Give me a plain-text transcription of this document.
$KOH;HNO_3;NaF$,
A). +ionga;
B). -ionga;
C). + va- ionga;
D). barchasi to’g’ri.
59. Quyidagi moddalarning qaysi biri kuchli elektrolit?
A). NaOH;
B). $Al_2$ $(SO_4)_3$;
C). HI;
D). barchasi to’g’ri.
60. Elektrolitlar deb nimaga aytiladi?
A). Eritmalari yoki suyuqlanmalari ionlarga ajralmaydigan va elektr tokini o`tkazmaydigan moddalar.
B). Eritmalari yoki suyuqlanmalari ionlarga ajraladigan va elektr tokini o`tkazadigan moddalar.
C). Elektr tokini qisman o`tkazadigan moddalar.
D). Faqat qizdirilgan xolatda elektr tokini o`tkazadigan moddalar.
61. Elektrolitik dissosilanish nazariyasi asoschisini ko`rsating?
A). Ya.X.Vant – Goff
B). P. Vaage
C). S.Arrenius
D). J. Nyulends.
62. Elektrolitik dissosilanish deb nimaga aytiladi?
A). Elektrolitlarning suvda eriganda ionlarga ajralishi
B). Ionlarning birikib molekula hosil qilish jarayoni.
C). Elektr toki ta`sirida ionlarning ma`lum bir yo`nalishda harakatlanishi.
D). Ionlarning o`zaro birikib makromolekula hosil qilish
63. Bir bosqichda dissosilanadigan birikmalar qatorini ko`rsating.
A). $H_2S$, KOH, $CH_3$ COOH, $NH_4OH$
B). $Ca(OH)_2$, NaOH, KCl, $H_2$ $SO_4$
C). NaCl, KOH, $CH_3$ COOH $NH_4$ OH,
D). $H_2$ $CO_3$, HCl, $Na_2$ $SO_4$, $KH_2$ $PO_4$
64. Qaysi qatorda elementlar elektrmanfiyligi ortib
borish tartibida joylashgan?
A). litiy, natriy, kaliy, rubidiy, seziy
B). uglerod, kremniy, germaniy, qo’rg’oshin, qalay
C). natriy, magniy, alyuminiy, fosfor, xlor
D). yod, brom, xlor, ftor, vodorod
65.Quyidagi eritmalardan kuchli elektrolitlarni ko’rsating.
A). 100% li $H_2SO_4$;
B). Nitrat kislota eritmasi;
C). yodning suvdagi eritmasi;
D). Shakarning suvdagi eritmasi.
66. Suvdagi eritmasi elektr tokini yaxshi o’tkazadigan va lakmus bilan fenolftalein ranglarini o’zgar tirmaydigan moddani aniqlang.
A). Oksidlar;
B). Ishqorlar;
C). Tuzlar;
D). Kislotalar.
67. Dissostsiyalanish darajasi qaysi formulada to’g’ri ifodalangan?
- - - -
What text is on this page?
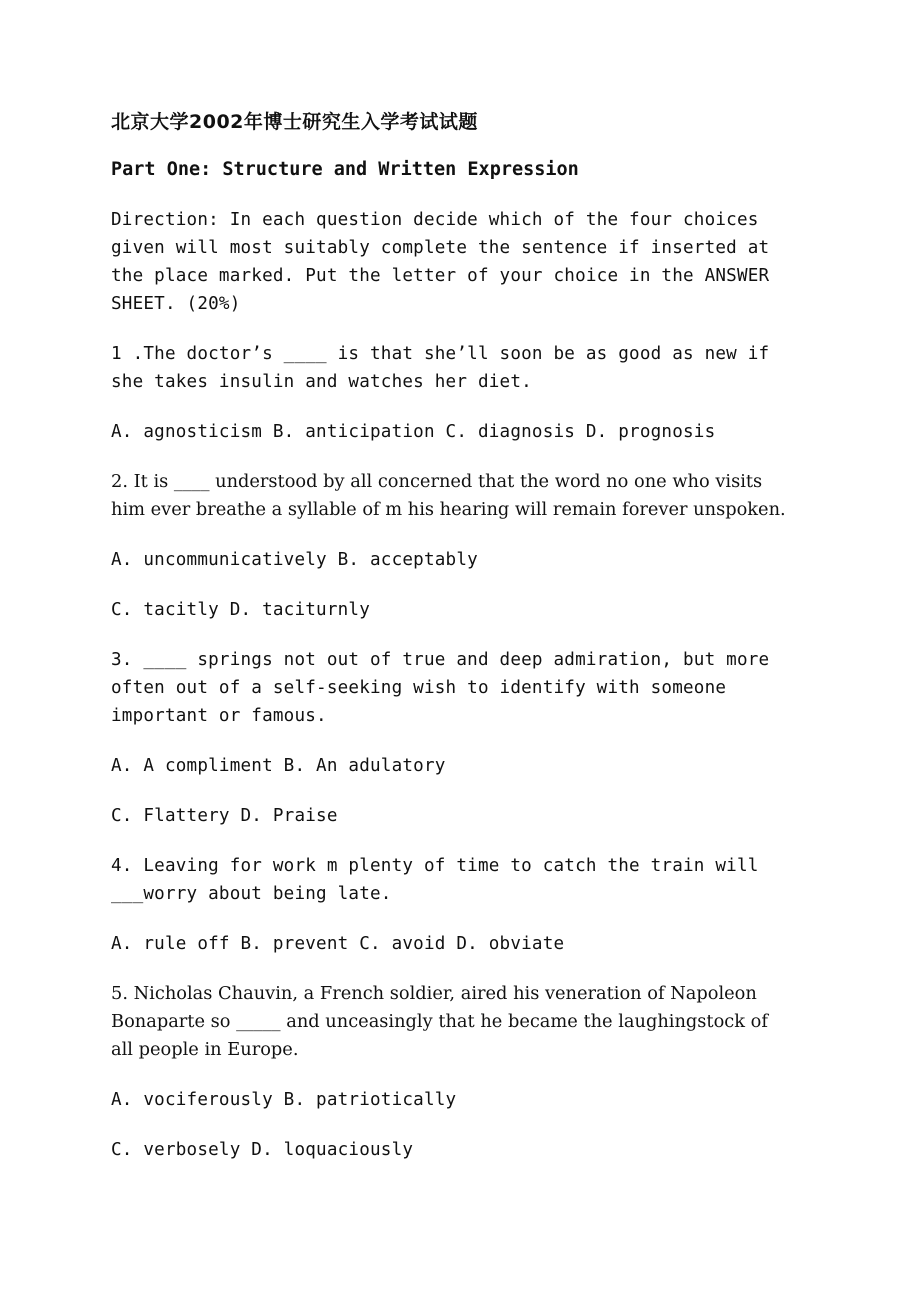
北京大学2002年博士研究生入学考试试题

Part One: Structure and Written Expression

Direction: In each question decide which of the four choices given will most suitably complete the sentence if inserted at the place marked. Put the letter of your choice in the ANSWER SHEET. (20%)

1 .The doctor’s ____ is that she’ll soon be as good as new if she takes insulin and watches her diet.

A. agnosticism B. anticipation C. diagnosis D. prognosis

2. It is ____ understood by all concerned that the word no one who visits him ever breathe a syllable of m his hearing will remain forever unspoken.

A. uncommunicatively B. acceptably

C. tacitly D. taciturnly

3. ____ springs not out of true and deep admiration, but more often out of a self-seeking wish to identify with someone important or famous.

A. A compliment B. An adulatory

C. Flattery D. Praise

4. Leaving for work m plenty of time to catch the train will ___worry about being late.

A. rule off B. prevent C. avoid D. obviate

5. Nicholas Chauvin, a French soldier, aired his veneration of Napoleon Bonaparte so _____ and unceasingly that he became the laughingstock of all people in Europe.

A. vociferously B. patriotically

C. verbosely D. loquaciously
- - - -
• What to do: Every line of the listing that holds "aytiladi" should be found and copied.

• Answer to this task:
60. Elektrolitlar deb nimaga aytiladi?
62. Elektrolitik dissosilanish deb nimaga aytiladi?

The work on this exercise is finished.